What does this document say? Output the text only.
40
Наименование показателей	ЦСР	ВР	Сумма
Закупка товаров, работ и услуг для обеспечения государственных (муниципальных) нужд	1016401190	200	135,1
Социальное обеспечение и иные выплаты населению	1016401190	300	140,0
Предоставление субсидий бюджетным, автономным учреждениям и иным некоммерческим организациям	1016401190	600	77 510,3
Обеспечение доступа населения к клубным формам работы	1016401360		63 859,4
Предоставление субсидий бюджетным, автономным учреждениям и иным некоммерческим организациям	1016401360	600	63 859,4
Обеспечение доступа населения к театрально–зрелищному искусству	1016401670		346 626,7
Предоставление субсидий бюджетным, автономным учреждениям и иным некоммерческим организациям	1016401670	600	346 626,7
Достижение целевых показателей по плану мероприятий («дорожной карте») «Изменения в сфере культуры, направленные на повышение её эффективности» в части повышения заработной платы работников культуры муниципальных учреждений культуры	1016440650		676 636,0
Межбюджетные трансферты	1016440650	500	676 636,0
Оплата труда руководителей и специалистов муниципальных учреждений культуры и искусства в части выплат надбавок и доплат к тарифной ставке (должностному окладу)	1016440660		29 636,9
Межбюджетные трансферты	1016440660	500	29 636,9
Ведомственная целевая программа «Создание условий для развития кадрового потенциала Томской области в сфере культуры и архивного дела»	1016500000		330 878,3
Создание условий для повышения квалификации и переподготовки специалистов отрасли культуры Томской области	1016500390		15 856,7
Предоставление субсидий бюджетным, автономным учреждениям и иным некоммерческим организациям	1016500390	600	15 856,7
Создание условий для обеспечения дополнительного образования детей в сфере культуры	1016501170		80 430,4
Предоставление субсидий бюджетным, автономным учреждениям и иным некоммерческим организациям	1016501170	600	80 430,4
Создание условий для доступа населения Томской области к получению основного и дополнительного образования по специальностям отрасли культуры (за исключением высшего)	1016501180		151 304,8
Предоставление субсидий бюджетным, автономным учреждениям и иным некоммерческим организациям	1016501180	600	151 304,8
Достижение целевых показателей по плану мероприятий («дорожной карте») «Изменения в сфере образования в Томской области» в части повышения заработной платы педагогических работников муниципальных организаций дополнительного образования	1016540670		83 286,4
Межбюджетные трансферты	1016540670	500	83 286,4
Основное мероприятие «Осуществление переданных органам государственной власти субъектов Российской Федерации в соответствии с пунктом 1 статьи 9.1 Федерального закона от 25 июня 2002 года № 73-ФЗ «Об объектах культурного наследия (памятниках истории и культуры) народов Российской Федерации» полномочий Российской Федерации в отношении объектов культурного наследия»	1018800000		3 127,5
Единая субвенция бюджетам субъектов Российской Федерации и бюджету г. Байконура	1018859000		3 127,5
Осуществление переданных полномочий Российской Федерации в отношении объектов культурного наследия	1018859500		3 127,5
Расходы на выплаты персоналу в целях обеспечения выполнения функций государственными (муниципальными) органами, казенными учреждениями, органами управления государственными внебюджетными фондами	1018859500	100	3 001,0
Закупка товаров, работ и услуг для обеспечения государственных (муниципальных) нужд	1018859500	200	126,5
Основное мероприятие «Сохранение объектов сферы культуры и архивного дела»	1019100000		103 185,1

###

◆ EXERCISE TASK ◆
Type the material above out again, exactly.

◆ EXERCISE SOLUTION ◆
What does this document say? Output the text only.
40
Наименование показателей	ЦСР	ВР	Сумма
Закупка товаров, работ и услуг для обеспечения государственных (муниципальных) нужд	1016401190	200	135,1
Социальное обеспечение и иные выплаты населению	1016401190	300	140,0
Предоставление субсидий бюджетным, автономным учреждениям и иным некоммерческим организациям	1016401190	600	77 510,3
Обеспечение доступа населения к клубным формам работы	1016401360		63 859,4
Предоставление субсидий бюджетным, автономным учреждениям и иным некоммерческим организациям	1016401360	600	63 859,4
Обеспечение доступа населения к театрально–зрелищному искусству	1016401670		346 626,7
Предоставление субсидий бюджетным, автономным учреждениям и иным некоммерческим организациям	1016401670	600	346 626,7
Достижение целевых показателей по плану мероприятий («дорожной карте») «Изменения в сфере культуры, направленные на повышение её эффективности» в части повышения заработной платы работников культуры муниципальных учреждений культуры	1016440650		676 636,0
Межбюджетные трансферты	1016440650	500	676 636,0
Оплата труда руководителей и специалистов муниципальных учреждений культуры и искусства в части выплат надбавок и доплат к тарифной ставке (должностному окладу)	1016440660		29 636,9
Межбюджетные трансферты	1016440660	500	29 636,9
Ведомственная целевая программа «Создание условий для развития кадрового потенциала Томской области в сфере культуры и архивного дела»	1016500000		330 878,3
Создание условий для повышения квалификации и переподготовки специалистов отрасли культуры Томской области	1016500390		15 856,7
Предоставление субсидий бюджетным, автономным учреждениям и иным некоммерческим организациям	1016500390	600	15 856,7
Создание условий для обеспечения дополнительного образования детей в сфере культуры	1016501170		80 430,4
Предоставление субсидий бюджетным, автономным учреждениям и иным некоммерческим организациям	1016501170	600	80 430,4
Создание условий для доступа населения Томской области к получению основного и дополнительного образования по специальностям отрасли культуры (за исключением высшего)	1016501180		151 304,8
Предоставление субсидий бюджетным, автономным учреждениям и иным некоммерческим организациям	1016501180	600	151 304,8
Достижение целевых показателей по плану мероприятий («дорожной карте») «Изменения в сфере образования в Томской области» в части повышения заработной платы педагогических работников муниципальных организаций дополнительного образования	1016540670		83 286,4
Межбюджетные трансферты	1016540670	500	83 286,4
Основное мероприятие «Осуществление переданных органам государственной власти субъектов Российской Федерации в соответствии с пунктом 1 статьи 9.1 Федерального закона от 25 июня 2002 года № 73-ФЗ «Об объектах культурного наследия (памятниках истории и культуры) народов Российской Федерации» полномочий Российской Федерации в отношении объектов культурного наследия»	1018800000		3 127,5
Единая субвенция бюджетам субъектов Российской Федерации и бюджету г. Байконура	1018859000		3 127,5
Осуществление переданных полномочий Российской Федерации в отношении объектов культурного наследия	1018859500		3 127,5
Расходы на выплаты персоналу в целях обеспечения выполнения функций государственными (муниципальными) органами, казенными учреждениями, органами управления государственными внебюджетными фондами	1018859500	100	3 001,0
Закупка товаров, работ и услуг для обеспечения государственных (муниципальных) нужд	1018859500	200	126,5
Основное мероприятие «Сохранение объектов сферы культуры и архивного дела»	1019100000		103 185,1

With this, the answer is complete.